* **Supplied material**
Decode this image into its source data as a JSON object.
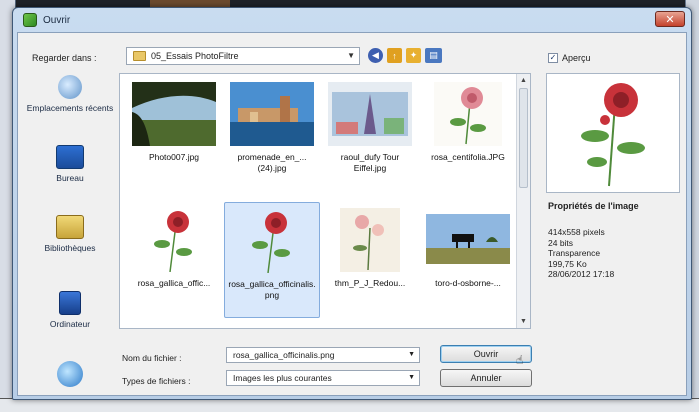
{
  "window": {
    "title": "Ouvrir",
    "close_glyph": "✕"
  },
  "toolbar": {
    "look_in_label": "Regarder dans :",
    "look_in_value": "05_Essais PhotoFiltre",
    "icons": [
      "back-icon",
      "up-folder-icon",
      "new-folder-icon",
      "view-menu-icon"
    ]
  },
  "places": [
    {
      "label": "Emplacements récents",
      "icon": "recent-places-icon"
    },
    {
      "label": "Bureau",
      "icon": "desktop-icon"
    },
    {
      "label": "Bibliothèques",
      "icon": "libraries-icon"
    },
    {
      "label": "Ordinateur",
      "icon": "computer-icon"
    },
    {
      "label": "",
      "icon": "network-icon"
    }
  ],
  "files": [
    {
      "name": "Photo007.jpg",
      "selected": false
    },
    {
      "name": "promenade_en_...(24).jpg",
      "selected": false
    },
    {
      "name": "raoul_dufy Tour Eiffel.jpg",
      "selected": false
    },
    {
      "name": "rosa_centifolia.JPG",
      "selected": false
    },
    {
      "name": "rosa_gallica_offic...",
      "selected": false
    },
    {
      "name": "rosa_gallica_officinalis.png",
      "selected": true
    },
    {
      "name": "thm_P_J_Redou...",
      "selected": false
    },
    {
      "name": "toro-d-osborne-...",
      "selected": false
    }
  ],
  "preview": {
    "checkbox_label": "Aperçu",
    "checked": true,
    "props_title": "Propriétés de l'image",
    "props": [
      "414x558 pixels",
      "24 bits",
      "Transparence",
      "199,75 Ko",
      "28/06/2012 17:18"
    ]
  },
  "bottom": {
    "filename_label": "Nom du fichier :",
    "filename_value": "rosa_gallica_officinalis.png",
    "filetype_label": "Types de fichiers :",
    "filetype_value": "Images les plus courantes",
    "open_label": "Ouvrir",
    "cancel_label": "Annuler"
  },
  "colors": {
    "accent": "#3c7fb1",
    "selection": "#d9e8fb",
    "rose": "#c8323a",
    "leaf": "#4f8a3a"
  }
}
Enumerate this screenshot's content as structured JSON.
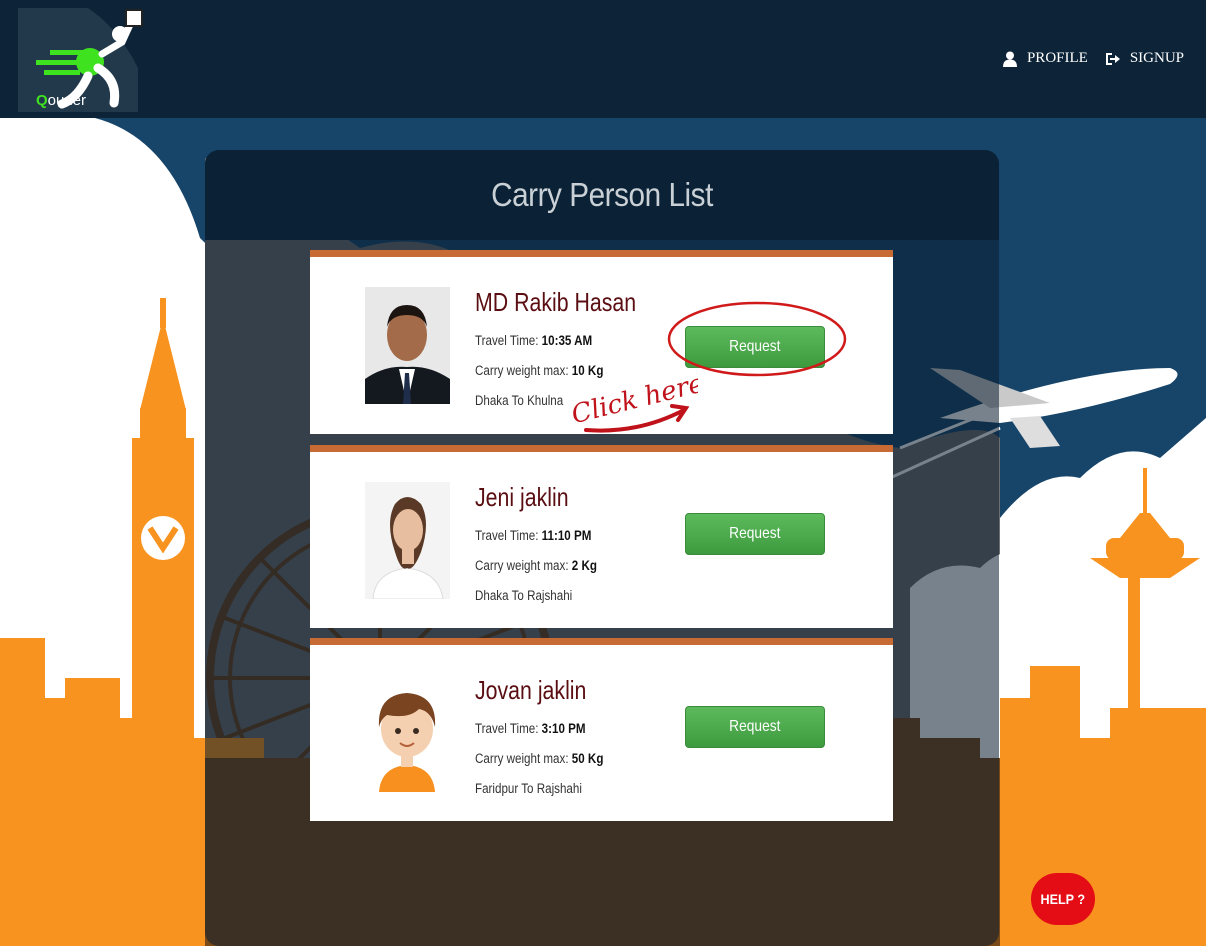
{
  "app": {
    "logo_text_q": "Q",
    "logo_text_rest": "ourier",
    "logo_icon": "running-courier-icon"
  },
  "nav": {
    "profile_label": "PROFILE",
    "profile_icon": "user-icon",
    "signup_label": "SIGNUP",
    "signup_icon": "sign-in-icon"
  },
  "page": {
    "title": "Carry Person List"
  },
  "persons": [
    {
      "name": "MD Rakib Hasan",
      "travel_time_label": "Travel Time:",
      "travel_time": "10:35 AM",
      "weight_label": "Carry weight max:",
      "weight": "10 Kg",
      "route": "Dhaka To Khulna",
      "button_label": "Request"
    },
    {
      "name": "Jeni jaklin",
      "travel_time_label": "Travel Time:",
      "travel_time": "11:10 PM",
      "weight_label": "Carry weight max:",
      "weight": "2 Kg",
      "route": "Dhaka To Rajshahi",
      "button_label": "Request"
    },
    {
      "name": "Jovan jaklin",
      "travel_time_label": "Travel Time:",
      "travel_time": "3:10 PM",
      "weight_label": "Carry weight max:",
      "weight": "50 Kg",
      "route": "Faridpur To Rajshahi",
      "button_label": "Request"
    }
  ],
  "annotation": {
    "text": "Click here"
  },
  "help": {
    "label": "HELP ?"
  },
  "colors": {
    "topbar": "#0d2438",
    "sky": "#17456a",
    "orange": "#f7931e",
    "card_accent": "#c86a33",
    "name": "#5a0e12",
    "button_green": "#4cae4c",
    "help_red": "#e40c15",
    "annotation_red": "#d01a1a",
    "logo_green": "#3fe21f"
  }
}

* **Short problem**
Take every line that includes the string "Dhaka" and copy it.

* **Answer to this problem**
      "route": "Dhaka To Khulna",
      "route": "Dhaka To Rajshahi",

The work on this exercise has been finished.